__Dataset records__:
==*==
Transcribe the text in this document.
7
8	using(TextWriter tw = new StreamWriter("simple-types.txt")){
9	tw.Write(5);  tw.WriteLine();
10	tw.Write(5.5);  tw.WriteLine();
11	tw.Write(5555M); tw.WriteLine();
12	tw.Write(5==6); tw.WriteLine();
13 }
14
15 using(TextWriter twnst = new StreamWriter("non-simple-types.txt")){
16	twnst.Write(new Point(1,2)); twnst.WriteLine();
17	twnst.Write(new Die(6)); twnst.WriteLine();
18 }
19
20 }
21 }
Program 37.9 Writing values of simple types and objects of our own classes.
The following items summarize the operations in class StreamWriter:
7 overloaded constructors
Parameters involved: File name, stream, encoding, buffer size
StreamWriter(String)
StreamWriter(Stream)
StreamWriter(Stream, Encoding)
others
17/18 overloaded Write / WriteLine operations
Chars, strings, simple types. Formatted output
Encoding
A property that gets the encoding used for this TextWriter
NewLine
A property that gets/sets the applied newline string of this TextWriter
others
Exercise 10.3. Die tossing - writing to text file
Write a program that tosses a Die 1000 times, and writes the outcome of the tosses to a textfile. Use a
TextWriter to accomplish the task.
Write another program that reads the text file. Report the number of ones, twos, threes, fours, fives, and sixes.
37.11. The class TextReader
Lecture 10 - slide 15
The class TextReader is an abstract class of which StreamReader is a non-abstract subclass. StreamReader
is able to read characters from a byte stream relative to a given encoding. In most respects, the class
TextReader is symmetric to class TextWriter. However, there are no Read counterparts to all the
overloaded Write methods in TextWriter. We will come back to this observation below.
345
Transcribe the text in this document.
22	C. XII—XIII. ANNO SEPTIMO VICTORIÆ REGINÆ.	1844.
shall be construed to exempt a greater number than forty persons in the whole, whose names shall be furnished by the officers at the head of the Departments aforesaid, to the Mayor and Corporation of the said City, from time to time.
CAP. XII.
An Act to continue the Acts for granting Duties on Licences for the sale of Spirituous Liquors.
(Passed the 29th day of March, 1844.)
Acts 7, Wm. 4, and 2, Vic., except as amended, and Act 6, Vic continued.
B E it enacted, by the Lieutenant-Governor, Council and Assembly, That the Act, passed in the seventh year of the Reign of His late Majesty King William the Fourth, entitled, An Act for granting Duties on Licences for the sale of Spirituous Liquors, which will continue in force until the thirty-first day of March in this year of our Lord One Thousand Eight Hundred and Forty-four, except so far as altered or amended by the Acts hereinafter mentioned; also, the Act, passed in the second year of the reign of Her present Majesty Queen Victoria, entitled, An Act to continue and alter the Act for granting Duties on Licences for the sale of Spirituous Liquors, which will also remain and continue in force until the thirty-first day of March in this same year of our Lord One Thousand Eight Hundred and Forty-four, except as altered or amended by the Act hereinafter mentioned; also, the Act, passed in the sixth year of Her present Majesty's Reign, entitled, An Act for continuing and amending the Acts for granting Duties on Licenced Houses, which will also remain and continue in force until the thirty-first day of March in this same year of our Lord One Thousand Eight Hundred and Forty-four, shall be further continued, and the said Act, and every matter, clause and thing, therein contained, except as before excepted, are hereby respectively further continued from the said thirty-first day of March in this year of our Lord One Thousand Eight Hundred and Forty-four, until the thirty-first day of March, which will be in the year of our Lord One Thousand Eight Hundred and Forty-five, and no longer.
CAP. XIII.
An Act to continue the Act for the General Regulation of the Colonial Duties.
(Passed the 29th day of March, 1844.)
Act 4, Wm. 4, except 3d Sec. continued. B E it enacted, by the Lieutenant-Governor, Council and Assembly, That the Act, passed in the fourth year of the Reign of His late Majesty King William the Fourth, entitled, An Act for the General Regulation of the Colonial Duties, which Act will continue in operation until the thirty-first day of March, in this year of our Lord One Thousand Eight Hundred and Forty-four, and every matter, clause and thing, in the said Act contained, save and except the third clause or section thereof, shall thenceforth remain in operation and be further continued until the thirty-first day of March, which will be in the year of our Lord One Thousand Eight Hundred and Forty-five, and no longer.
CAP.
==*==
__To be done__: Set down the entries above again, word for word.

__Right answer__:
Transcribe the text in this document.
7
8	using(TextWriter tw = new StreamWriter("simple-types.txt")){
9	tw.Write(5);  tw.WriteLine();
10	tw.Write(5.5);  tw.WriteLine();
11	tw.Write(5555M); tw.WriteLine();
12	tw.Write(5==6); tw.WriteLine();
13 }
14
15 using(TextWriter twnst = new StreamWriter("non-simple-types.txt")){
16	twnst.Write(new Point(1,2)); twnst.WriteLine();
17	twnst.Write(new Die(6)); twnst.WriteLine();
18 }
19
20 }
21 }
Program 37.9 Writing values of simple types and objects of our own classes.
The following items summarize the operations in class StreamWriter:
7 overloaded constructors
Parameters involved: File name, stream, encoding, buffer size
StreamWriter(String)
StreamWriter(Stream)
StreamWriter(Stream, Encoding)
others
17/18 overloaded Write / WriteLine operations
Chars, strings, simple types. Formatted output
Encoding
A property that gets the encoding used for this TextWriter
NewLine
A property that gets/sets the applied newline string of this TextWriter
others
Exercise 10.3. Die tossing - writing to text file
Write a program that tosses a Die 1000 times, and writes the outcome of the tosses to a textfile. Use a
TextWriter to accomplish the task.
Write another program that reads the text file. Report the number of ones, twos, threes, fours, fives, and sixes.
37.11. The class TextReader
Lecture 10 - slide 15
The class TextReader is an abstract class of which StreamReader is a non-abstract subclass. StreamReader
is able to read characters from a byte stream relative to a given encoding. In most respects, the class
TextReader is symmetric to class TextWriter. However, there are no Read counterparts to all the
overloaded Write methods in TextWriter. We will come back to this observation below.
345
Transcribe the text in this document.
22	C. XII—XIII. ANNO SEPTIMO VICTORIÆ REGINÆ.	1844.
shall be construed to exempt a greater number than forty persons in the whole, whose names shall be furnished by the officers at the head of the Departments aforesaid, to the Mayor and Corporation of the said City, from time to time.
CAP. XII.
An Act to continue the Acts for granting Duties on Licences for the sale of Spirituous Liquors.
(Passed the 29th day of March, 1844.)
Acts 7, Wm. 4, and 2, Vic., except as amended, and Act 6, Vic continued.
B E it enacted, by the Lieutenant-Governor, Council and Assembly, That the Act, passed in the seventh year of the Reign of His late Majesty King William the Fourth, entitled, An Act for granting Duties on Licences for the sale of Spirituous Liquors, which will continue in force until the thirty-first day of March in this year of our Lord One Thousand Eight Hundred and Forty-four, except so far as altered or amended by the Acts hereinafter mentioned; also, the Act, passed in the second year of the reign of Her present Majesty Queen Victoria, entitled, An Act to continue and alter the Act for granting Duties on Licences for the sale of Spirituous Liquors, which will also remain and continue in force until the thirty-first day of March in this same year of our Lord One Thousand Eight Hundred and Forty-four, except as altered or amended by the Act hereinafter mentioned; also, the Act, passed in the sixth year of Her present Majesty's Reign, entitled, An Act for continuing and amending the Acts for granting Duties on Licenced Houses, which will also remain and continue in force until the thirty-first day of March in this same year of our Lord One Thousand Eight Hundred and Forty-four, shall be further continued, and the said Act, and every matter, clause and thing, therein contained, except as before excepted, are hereby respectively further continued from the said thirty-first day of March in this year of our Lord One Thousand Eight Hundred and Forty-four, until the thirty-first day of March, which will be in the year of our Lord One Thousand Eight Hundred and Forty-five, and no longer.
CAP. XIII.
An Act to continue the Act for the General Regulation of the Colonial Duties.
(Passed the 29th day of March, 1844.)
Act 4, Wm. 4, except 3d Sec. continued. B E it enacted, by the Lieutenant-Governor, Council and Assembly, That the Act, passed in the fourth year of the Reign of His late Majesty King William the Fourth, entitled, An Act for the General Regulation of the Colonial Duties, which Act will continue in operation until the thirty-first day of March, in this year of our Lord One Thousand Eight Hundred and Forty-four, and every matter, clause and thing, in the said Act contained, save and except the third clause or section thereof, shall thenceforth remain in operation and be further continued until the thirty-first day of March, which will be in the year of our Lord One Thousand Eight Hundred and Forty-five, and no longer.
CAP.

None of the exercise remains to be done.